§ **WORK REQUIRED**
Report how many lines contain the word "作为班主任", with no other text.

[Records from a data source]
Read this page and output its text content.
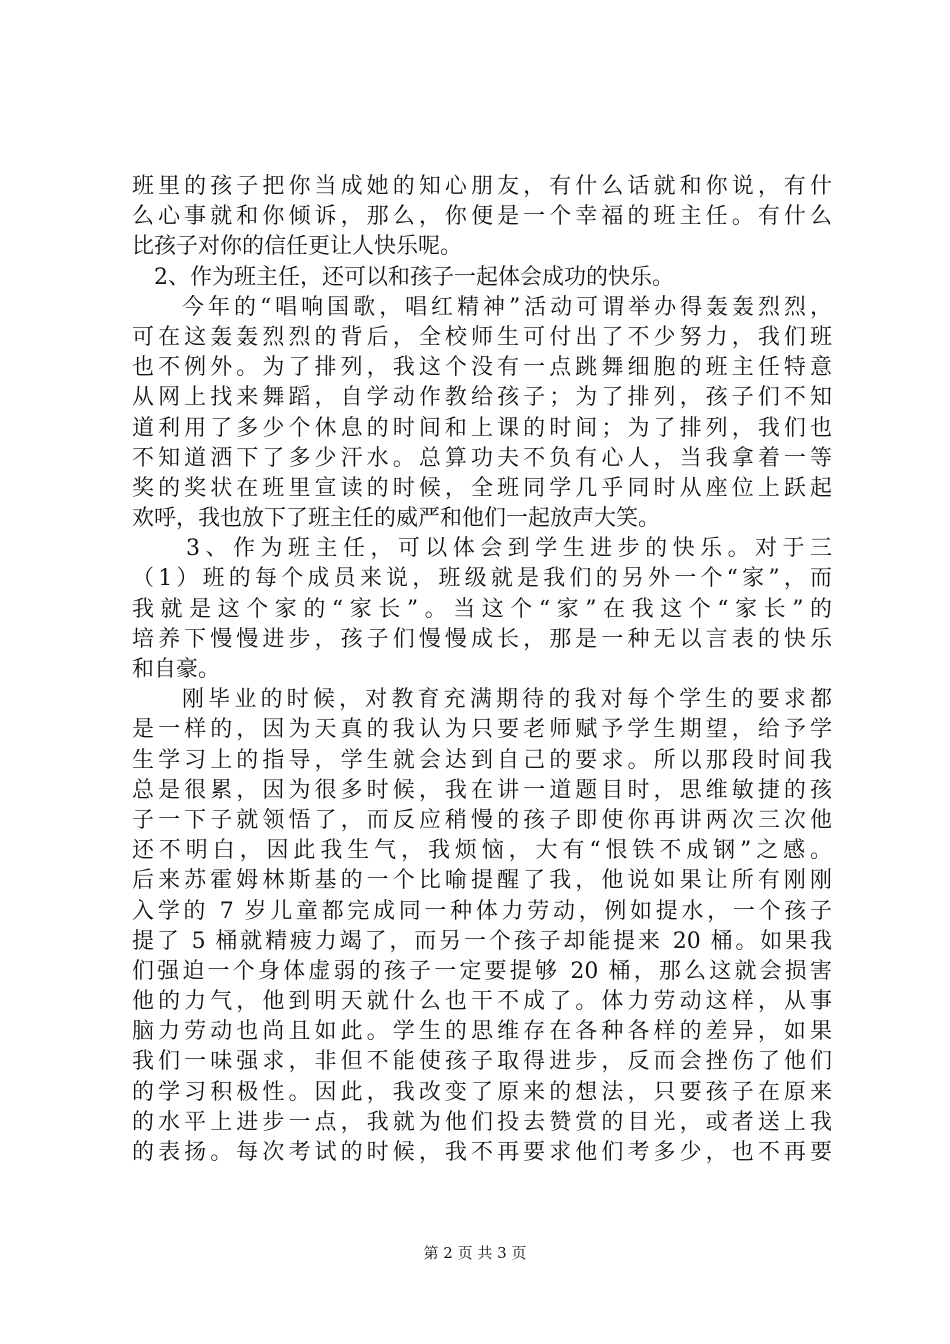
班里的孩子把你当成她的知心朋友，有什么话就和你说，有什
么心事就和你倾诉，那么，你便是一个幸福的班主任。有什么
比孩子对你的信任更让人快乐呢。
2、作为班主任，还可以和孩子一起体会成功的快乐。
今年的“唱响国歌，唱红精神”活动可谓举办得轰轰烈烈，
可在这轰轰烈烈的背后，全校师生可付出了不少努力，我们班
也不例外。为了排列，我这个没有一点跳舞细胞的班主任特意
从网上找来舞蹈，自学动作教给孩子；为了排列，孩子们不知
道利用了多少个休息的时间和上课的时间；为了排列，我们也
不知道洒下了多少汗水。总算功夫不负有心人，当我拿着一等
奖的奖状在班里宣读的时候，全班同学几乎同时从座位上跃起
欢呼，我也放下了班主任的威严和他们一起放声大笑。
3、作为班主任，可以体会到学生进步的快乐。对于三
（1）班的每个成员来说，班级就是我们的另外一个“家”，而
我就是这个家的“家长”。当这个“家”在我这个“家长”的
培养下慢慢进步，孩子们慢慢成长，那是一种无以言表的快乐
和自豪。
刚毕业的时候，对教育充满期待的我对每个学生的要求都
是一样的，因为天真的我认为只要老师赋予学生期望，给予学
生学习上的指导，学生就会达到自己的要求。所以那段时间我
总是很累，因为很多时候，我在讲一道题目时，思维敏捷的孩
子一下子就领悟了，而反应稍慢的孩子即使你再讲两次三次他
还不明白，因此我生气，我烦恼，大有“恨铁不成钢”之感。
后来苏霍姆林斯基的一个比喻提醒了我，他说如果让所有刚刚
入学的 7 岁儿童都完成同一种体力劳动，例如提水，一个孩子
提了 5 桶就精疲力竭了，而另一个孩子却能提来 20 桶。如果我
们强迫一个身体虚弱的孩子一定要提够 20 桶，那么这就会损害
他的力气，他到明天就什么也干不成了。体力劳动这样，从事
脑力劳动也尚且如此。学生的思维存在各种各样的差异，如果
我们一味强求，非但不能使孩子取得进步，反而会挫伤了他们
的学习积极性。因此，我改变了原来的想法，只要孩子在原来
的水平上进步一点，我就为他们投去赞赏的目光，或者送上我
的表扬。每次考试的时候，我不再要求他们考多少，也不再要
第 2 页 共 3 页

§ **FINAL ANSWER**
2